Go through the data below. Pull out every line that has the word "хозяйствования".

####################

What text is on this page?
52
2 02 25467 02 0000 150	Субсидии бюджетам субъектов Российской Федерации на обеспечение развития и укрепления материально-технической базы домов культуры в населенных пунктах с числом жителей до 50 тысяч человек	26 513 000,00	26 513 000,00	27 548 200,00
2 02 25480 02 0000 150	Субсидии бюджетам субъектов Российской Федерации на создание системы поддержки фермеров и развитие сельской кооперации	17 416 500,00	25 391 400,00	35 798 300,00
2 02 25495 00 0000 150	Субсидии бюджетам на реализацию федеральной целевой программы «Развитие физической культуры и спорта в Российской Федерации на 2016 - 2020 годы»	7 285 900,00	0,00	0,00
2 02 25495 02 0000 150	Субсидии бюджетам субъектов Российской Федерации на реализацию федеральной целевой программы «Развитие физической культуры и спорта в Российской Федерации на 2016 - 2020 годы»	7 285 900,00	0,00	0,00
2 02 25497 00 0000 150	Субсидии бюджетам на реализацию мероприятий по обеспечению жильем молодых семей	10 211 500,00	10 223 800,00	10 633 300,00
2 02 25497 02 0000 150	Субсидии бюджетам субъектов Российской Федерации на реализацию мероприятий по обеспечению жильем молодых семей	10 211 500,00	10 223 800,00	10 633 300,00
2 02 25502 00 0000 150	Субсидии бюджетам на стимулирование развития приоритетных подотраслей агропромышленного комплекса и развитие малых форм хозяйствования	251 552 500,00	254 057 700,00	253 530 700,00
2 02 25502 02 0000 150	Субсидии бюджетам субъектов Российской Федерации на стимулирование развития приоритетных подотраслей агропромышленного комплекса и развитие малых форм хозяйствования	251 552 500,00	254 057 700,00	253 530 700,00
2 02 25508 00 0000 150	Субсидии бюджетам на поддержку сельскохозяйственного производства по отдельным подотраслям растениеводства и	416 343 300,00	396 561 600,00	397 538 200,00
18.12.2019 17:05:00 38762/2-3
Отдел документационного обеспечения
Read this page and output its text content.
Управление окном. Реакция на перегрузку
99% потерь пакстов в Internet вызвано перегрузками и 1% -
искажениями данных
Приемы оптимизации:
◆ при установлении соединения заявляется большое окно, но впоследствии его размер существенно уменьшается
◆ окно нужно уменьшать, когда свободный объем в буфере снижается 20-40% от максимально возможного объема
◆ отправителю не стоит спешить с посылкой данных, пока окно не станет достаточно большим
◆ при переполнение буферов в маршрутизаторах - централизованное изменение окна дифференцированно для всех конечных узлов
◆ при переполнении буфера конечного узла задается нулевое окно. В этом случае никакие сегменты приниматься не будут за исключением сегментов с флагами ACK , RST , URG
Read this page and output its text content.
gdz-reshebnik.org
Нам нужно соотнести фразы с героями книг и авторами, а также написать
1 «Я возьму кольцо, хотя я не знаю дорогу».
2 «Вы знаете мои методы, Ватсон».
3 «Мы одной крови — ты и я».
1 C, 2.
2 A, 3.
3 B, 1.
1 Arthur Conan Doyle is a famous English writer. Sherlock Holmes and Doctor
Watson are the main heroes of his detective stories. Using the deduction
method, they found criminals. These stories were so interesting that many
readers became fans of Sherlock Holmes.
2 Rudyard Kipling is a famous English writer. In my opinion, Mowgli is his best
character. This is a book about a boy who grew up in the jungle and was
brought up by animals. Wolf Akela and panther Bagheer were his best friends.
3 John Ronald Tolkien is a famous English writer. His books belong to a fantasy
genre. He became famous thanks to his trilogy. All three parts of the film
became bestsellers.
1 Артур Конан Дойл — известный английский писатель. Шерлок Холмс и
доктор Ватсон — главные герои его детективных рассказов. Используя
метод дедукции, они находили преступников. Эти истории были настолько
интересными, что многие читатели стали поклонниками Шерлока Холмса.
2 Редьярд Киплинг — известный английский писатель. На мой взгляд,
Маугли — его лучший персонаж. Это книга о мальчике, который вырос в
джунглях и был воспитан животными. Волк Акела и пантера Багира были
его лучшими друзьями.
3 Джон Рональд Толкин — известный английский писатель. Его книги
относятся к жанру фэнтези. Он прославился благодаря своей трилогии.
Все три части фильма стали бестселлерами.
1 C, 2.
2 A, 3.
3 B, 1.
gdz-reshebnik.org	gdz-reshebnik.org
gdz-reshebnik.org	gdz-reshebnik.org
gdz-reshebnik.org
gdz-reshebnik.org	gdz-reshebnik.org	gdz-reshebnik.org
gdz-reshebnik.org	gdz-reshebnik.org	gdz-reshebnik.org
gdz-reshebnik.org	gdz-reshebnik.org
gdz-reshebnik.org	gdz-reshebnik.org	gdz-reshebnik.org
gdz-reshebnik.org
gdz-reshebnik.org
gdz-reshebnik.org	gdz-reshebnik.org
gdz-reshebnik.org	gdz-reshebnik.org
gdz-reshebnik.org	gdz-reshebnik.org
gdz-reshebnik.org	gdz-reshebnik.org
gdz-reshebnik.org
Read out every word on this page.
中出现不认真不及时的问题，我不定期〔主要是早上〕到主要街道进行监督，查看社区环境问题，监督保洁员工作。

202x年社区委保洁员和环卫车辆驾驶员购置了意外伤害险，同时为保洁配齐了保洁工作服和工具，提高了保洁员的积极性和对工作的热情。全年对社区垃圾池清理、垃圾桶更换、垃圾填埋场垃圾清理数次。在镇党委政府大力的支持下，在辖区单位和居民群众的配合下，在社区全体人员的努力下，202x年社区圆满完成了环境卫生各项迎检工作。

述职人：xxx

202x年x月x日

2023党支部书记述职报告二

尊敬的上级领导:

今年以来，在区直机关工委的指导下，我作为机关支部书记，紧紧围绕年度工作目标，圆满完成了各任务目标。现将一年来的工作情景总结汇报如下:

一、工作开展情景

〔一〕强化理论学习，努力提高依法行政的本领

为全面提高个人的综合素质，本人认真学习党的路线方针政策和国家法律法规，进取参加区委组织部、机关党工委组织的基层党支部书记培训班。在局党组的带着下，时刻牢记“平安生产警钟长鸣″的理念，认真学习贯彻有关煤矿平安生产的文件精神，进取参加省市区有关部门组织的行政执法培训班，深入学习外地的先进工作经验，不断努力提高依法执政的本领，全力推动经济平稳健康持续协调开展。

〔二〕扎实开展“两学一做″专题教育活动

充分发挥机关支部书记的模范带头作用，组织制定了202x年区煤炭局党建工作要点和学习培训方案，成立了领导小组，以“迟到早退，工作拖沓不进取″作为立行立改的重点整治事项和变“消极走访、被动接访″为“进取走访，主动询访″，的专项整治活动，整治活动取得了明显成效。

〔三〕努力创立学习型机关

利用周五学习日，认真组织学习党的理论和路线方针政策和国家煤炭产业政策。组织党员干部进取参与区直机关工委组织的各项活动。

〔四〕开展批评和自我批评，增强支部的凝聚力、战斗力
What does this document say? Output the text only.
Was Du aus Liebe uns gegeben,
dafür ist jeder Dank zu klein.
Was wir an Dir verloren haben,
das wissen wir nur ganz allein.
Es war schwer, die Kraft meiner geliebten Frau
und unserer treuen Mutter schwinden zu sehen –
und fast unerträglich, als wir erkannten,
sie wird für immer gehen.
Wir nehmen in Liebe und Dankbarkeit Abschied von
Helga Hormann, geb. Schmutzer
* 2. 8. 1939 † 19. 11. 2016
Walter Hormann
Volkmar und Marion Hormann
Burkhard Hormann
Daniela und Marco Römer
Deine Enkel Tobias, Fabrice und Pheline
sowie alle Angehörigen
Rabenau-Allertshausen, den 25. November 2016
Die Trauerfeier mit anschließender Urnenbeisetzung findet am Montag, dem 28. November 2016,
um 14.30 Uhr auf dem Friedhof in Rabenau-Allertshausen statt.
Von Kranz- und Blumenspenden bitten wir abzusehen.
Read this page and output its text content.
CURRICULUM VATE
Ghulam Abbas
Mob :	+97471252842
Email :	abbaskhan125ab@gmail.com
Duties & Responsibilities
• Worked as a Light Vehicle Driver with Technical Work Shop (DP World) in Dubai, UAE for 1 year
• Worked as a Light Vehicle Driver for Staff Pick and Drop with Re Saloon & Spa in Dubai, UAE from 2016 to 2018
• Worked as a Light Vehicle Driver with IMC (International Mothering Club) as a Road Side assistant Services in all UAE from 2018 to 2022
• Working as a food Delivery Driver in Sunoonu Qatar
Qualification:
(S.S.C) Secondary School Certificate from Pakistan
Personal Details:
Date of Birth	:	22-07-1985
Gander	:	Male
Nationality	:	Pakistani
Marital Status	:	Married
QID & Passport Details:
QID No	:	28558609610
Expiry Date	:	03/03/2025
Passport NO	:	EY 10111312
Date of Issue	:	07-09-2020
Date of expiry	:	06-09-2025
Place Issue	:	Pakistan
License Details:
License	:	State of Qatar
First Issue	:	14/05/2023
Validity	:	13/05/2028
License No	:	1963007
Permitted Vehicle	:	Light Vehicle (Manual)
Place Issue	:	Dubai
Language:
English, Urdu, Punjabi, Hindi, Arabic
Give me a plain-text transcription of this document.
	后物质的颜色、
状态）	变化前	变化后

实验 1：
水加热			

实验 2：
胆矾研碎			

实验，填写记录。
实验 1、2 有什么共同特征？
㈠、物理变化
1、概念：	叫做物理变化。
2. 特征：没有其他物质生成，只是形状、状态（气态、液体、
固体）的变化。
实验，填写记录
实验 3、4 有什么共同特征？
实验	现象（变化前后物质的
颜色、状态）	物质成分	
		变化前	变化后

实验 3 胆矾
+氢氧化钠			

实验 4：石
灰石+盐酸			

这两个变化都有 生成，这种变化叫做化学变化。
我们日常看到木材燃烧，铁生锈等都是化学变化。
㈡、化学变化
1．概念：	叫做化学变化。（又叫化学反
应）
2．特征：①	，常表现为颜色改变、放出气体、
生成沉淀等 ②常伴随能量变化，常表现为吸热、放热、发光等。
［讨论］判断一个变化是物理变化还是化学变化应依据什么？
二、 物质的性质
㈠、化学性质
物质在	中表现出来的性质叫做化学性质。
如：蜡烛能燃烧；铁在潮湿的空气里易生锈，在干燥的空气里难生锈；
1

####################

#### EXPECTED OUTPUT:
2 02 25502 00 0000 150	Субсидии бюджетам на стимулирование развития приоритетных подотраслей агропромышленного комплекса и развитие малых форм хозяйствования	251 552 500,00	254 057 700,00	253 530 700,00
2 02 25502 02 0000 150	Субсидии бюджетам субъектов Российской Федерации на стимулирование развития приоритетных подотраслей агропромышленного комплекса и развитие малых форм хозяйствования	251 552 500,00	254 057 700,00	253 530 700,00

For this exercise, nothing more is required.